Written instruction: Every record below should be printed exactly as it appears.

Records:
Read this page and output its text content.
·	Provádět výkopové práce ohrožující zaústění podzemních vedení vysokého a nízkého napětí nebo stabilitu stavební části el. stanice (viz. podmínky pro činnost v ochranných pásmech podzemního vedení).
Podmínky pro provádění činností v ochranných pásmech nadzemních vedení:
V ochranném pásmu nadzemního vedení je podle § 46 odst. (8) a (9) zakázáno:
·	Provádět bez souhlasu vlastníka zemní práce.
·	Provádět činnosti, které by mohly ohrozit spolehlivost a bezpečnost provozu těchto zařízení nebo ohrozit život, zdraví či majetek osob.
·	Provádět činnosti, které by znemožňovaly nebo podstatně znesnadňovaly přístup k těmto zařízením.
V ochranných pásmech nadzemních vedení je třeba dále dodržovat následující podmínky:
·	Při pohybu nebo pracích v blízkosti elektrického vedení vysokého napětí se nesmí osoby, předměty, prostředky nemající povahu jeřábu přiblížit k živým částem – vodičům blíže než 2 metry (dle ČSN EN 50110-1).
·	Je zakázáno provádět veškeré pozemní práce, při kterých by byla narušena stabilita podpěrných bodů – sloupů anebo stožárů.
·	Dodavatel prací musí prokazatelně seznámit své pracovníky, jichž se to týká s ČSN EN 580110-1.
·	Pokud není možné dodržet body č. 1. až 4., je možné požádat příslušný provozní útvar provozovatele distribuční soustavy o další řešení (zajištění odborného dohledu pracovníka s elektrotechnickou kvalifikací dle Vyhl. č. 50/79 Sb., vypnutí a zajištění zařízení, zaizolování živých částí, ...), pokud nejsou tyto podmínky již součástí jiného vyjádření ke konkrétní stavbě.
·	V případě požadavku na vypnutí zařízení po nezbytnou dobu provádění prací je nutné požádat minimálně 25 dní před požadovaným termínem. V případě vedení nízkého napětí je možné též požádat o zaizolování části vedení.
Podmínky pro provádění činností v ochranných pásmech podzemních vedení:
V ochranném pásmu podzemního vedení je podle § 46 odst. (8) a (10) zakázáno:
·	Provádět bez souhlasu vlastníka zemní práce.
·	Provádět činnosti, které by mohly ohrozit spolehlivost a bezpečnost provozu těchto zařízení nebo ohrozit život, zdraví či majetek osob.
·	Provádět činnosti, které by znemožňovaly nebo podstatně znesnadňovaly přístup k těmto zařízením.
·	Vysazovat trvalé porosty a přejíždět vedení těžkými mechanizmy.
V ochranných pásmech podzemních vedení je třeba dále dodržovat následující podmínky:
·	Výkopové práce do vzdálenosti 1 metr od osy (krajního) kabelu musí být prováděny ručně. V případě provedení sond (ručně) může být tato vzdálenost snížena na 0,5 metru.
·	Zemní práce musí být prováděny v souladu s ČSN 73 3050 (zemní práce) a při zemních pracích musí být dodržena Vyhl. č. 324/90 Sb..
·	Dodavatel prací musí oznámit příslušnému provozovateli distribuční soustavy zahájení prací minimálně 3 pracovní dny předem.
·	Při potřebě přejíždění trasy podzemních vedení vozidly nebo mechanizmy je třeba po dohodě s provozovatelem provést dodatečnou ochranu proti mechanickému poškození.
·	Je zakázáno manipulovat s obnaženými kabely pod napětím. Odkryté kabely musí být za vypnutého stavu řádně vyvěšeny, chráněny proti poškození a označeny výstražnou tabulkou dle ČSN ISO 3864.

Solution to this problem:
Read this page and output its text content.
·	Provádět výkopové práce ohrožující zaústění podzemních vedení vysokého a nízkého napětí nebo stabilitu stavební části el. stanice (viz. podmínky pro činnost v ochranných pásmech podzemního vedení).
Podmínky pro provádění činností v ochranných pásmech nadzemních vedení:
V ochranném pásmu nadzemního vedení je podle § 46 odst. (8) a (9) zakázáno:
·	Provádět bez souhlasu vlastníka zemní práce.
·	Provádět činnosti, které by mohly ohrozit spolehlivost a bezpečnost provozu těchto zařízení nebo ohrozit život, zdraví či majetek osob.
·	Provádět činnosti, které by znemožňovaly nebo podstatně znesnadňovaly přístup k těmto zařízením.
V ochranných pásmech nadzemních vedení je třeba dále dodržovat následující podmínky:
·	Při pohybu nebo pracích v blízkosti elektrického vedení vysokého napětí se nesmí osoby, předměty, prostředky nemající povahu jeřábu přiblížit k živým částem – vodičům blíže než 2 metry (dle ČSN EN 50110-1).
·	Je zakázáno provádět veškeré pozemní práce, při kterých by byla narušena stabilita podpěrných bodů – sloupů anebo stožárů.
·	Dodavatel prací musí prokazatelně seznámit své pracovníky, jichž se to týká s ČSN EN 580110-1.
·	Pokud není možné dodržet body č. 1. až 4., je možné požádat příslušný provozní útvar provozovatele distribuční soustavy o další řešení (zajištění odborného dohledu pracovníka s elektrotechnickou kvalifikací dle Vyhl. č. 50/79 Sb., vypnutí a zajištění zařízení, zaizolování živých částí, ...), pokud nejsou tyto podmínky již součástí jiného vyjádření ke konkrétní stavbě.
·	V případě požadavku na vypnutí zařízení po nezbytnou dobu provádění prací je nutné požádat minimálně 25 dní před požadovaným termínem. V případě vedení nízkého napětí je možné též požádat o zaizolování části vedení.
Podmínky pro provádění činností v ochranných pásmech podzemních vedení:
V ochranném pásmu podzemního vedení je podle § 46 odst. (8) a (10) zakázáno:
·	Provádět bez souhlasu vlastníka zemní práce.
·	Provádět činnosti, které by mohly ohrozit spolehlivost a bezpečnost provozu těchto zařízení nebo ohrozit život, zdraví či majetek osob.
·	Provádět činnosti, které by znemožňovaly nebo podstatně znesnadňovaly přístup k těmto zařízením.
·	Vysazovat trvalé porosty a přejíždět vedení těžkými mechanizmy.
V ochranných pásmech podzemních vedení je třeba dále dodržovat následující podmínky:
·	Výkopové práce do vzdálenosti 1 metr od osy (krajního) kabelu musí být prováděny ručně. V případě provedení sond (ručně) může být tato vzdálenost snížena na 0,5 metru.
·	Zemní práce musí být prováděny v souladu s ČSN 73 3050 (zemní práce) a při zemních pracích musí být dodržena Vyhl. č. 324/90 Sb..
·	Dodavatel prací musí oznámit příslušnému provozovateli distribuční soustavy zahájení prací minimálně 3 pracovní dny předem.
·	Při potřebě přejíždění trasy podzemních vedení vozidly nebo mechanizmy je třeba po dohodě s provozovatelem provést dodatečnou ochranu proti mechanickému poškození.
·	Je zakázáno manipulovat s obnaženými kabely pod napětím. Odkryté kabely musí být za vypnutého stavu řádně vyvěšeny, chráněny proti poškození a označeny výstražnou tabulkou dle ČSN ISO 3864.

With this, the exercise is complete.